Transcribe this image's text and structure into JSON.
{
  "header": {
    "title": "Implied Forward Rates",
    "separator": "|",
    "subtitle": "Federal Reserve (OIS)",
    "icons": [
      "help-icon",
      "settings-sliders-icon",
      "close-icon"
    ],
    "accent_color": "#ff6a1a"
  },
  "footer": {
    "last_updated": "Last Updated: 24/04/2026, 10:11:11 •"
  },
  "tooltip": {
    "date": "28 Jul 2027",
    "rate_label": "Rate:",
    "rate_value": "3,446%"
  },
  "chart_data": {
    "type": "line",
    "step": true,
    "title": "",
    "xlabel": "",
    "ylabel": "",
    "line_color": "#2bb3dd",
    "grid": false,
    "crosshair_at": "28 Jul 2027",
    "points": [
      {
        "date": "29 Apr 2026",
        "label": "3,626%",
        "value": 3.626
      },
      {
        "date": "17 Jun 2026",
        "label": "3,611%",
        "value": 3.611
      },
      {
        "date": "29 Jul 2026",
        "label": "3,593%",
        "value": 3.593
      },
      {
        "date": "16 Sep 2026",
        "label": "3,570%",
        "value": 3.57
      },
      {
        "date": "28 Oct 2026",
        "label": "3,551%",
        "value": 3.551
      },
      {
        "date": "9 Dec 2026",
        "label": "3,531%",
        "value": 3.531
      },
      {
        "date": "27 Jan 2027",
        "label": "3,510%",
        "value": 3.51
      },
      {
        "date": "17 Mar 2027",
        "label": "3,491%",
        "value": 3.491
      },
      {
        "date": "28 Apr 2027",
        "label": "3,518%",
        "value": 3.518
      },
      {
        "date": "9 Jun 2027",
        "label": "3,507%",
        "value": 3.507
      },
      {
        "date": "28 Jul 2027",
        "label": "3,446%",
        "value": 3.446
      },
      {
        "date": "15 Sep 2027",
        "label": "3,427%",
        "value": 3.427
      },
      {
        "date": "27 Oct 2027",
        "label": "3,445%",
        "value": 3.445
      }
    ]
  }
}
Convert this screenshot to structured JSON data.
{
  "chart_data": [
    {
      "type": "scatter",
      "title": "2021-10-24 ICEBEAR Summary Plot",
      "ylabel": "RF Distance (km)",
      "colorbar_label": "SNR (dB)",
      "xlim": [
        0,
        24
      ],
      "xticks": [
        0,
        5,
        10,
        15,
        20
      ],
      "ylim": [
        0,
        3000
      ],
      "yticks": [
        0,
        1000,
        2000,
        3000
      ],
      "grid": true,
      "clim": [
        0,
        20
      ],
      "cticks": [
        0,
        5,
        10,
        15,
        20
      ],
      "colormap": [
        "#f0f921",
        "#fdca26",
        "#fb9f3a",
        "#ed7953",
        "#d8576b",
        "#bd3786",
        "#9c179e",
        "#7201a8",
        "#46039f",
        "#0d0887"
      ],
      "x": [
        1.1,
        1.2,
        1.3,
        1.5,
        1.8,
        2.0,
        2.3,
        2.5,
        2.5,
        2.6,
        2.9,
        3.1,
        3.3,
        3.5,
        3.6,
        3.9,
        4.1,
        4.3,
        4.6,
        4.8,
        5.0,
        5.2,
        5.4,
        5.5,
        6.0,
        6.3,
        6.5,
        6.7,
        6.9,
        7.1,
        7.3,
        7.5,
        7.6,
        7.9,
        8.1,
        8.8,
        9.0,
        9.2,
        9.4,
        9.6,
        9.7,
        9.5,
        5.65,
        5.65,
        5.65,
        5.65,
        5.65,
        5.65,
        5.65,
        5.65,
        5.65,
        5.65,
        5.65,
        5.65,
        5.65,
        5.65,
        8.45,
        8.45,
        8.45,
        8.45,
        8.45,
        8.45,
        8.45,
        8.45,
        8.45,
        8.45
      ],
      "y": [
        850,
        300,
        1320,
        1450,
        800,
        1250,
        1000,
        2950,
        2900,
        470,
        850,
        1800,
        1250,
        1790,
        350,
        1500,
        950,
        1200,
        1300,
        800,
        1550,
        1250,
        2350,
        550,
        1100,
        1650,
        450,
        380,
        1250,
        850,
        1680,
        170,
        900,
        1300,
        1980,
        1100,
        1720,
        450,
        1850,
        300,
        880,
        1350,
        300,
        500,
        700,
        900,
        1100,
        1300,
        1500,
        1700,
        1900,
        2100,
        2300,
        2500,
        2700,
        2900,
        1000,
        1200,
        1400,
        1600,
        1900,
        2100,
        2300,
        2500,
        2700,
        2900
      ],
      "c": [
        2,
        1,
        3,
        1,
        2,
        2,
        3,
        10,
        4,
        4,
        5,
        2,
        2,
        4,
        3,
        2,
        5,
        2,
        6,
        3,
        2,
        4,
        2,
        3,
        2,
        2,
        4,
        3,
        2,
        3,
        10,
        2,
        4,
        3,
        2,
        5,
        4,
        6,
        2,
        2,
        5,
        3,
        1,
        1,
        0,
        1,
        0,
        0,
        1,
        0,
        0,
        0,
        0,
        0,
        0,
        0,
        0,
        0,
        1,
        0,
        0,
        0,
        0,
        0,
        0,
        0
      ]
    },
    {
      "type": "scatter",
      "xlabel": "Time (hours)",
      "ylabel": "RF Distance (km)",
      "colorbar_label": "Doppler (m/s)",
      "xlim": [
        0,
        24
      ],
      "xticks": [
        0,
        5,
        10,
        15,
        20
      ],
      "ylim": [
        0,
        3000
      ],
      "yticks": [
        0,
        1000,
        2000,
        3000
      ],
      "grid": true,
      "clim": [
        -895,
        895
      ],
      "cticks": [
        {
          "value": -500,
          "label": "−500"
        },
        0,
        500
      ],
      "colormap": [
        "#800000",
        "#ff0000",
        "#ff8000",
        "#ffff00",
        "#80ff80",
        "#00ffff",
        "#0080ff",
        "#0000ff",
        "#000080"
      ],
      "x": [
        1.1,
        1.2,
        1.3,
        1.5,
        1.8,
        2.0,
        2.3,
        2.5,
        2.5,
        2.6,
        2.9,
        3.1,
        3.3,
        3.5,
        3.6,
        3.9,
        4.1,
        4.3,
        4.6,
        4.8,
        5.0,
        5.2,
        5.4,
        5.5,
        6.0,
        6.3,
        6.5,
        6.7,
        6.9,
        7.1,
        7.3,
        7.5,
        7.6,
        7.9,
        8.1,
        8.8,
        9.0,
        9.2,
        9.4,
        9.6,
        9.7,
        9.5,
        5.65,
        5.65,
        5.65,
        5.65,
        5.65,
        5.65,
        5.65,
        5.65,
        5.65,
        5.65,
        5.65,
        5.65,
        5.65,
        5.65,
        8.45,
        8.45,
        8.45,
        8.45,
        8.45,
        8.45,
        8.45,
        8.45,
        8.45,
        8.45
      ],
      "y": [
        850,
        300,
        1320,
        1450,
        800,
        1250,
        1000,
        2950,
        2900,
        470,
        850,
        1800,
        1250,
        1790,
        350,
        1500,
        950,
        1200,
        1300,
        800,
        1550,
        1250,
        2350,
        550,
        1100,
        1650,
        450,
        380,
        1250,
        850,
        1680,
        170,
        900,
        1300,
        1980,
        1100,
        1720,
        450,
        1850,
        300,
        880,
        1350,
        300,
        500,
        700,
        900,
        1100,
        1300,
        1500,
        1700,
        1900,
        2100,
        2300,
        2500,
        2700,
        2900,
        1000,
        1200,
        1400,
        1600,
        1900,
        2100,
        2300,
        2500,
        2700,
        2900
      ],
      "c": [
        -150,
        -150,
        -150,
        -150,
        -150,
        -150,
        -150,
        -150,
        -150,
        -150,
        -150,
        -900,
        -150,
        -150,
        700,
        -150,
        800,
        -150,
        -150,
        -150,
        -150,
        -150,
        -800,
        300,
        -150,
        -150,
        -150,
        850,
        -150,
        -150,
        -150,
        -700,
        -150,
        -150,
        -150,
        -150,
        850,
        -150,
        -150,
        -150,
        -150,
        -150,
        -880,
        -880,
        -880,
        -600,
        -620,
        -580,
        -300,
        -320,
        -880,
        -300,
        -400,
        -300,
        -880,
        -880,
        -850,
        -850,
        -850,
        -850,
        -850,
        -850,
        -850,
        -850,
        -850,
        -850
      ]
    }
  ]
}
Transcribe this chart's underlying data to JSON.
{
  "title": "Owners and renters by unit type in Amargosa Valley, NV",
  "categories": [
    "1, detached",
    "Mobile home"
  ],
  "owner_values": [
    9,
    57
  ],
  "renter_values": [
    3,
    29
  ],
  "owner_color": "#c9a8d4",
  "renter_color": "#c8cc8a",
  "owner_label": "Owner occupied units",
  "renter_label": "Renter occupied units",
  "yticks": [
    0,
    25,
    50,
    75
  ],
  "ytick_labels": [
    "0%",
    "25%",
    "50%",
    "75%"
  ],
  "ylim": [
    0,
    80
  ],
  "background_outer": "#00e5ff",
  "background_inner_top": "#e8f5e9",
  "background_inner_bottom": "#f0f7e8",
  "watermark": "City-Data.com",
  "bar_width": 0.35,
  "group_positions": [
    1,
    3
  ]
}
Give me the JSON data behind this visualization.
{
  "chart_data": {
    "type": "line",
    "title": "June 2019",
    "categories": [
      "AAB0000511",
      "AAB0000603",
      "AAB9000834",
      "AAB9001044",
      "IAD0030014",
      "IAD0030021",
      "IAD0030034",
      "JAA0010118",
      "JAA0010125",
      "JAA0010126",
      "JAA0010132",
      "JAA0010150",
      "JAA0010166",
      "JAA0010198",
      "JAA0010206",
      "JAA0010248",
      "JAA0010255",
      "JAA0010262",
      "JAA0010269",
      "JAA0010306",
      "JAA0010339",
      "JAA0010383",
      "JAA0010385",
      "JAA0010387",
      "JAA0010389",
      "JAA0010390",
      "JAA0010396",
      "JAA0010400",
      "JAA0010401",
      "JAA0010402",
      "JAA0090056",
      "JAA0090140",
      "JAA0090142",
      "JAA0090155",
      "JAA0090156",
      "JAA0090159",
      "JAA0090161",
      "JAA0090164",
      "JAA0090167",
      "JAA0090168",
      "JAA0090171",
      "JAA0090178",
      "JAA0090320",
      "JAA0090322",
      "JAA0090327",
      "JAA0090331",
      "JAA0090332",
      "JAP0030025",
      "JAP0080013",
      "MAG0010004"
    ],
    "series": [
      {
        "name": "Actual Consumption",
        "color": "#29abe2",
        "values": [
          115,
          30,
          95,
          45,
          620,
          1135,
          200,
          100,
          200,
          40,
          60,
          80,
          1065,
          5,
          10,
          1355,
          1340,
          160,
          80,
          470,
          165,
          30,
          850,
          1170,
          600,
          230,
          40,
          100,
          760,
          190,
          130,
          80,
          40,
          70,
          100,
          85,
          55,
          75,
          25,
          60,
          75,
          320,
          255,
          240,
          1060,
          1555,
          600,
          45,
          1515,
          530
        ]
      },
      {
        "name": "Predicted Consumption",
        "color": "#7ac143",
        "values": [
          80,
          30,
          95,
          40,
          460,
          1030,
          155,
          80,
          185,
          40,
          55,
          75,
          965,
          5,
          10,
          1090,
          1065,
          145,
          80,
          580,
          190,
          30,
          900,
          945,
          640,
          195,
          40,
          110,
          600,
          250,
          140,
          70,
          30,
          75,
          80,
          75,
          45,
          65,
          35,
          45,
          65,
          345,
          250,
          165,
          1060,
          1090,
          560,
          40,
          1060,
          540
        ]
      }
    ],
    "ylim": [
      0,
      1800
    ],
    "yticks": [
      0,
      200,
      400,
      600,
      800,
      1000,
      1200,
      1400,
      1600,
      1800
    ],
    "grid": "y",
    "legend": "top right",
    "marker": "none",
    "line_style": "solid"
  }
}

:::::

▶ _What you should do_
Among the records above, find each line holding the string "JSON" and pull it out.

▶ _Full output_
Transcribe this image's text and structure into JSON.
Convert this screenshot to structured JSON data.
Transcribe this chart's underlying data to JSON.
Give me the JSON data behind this visualization.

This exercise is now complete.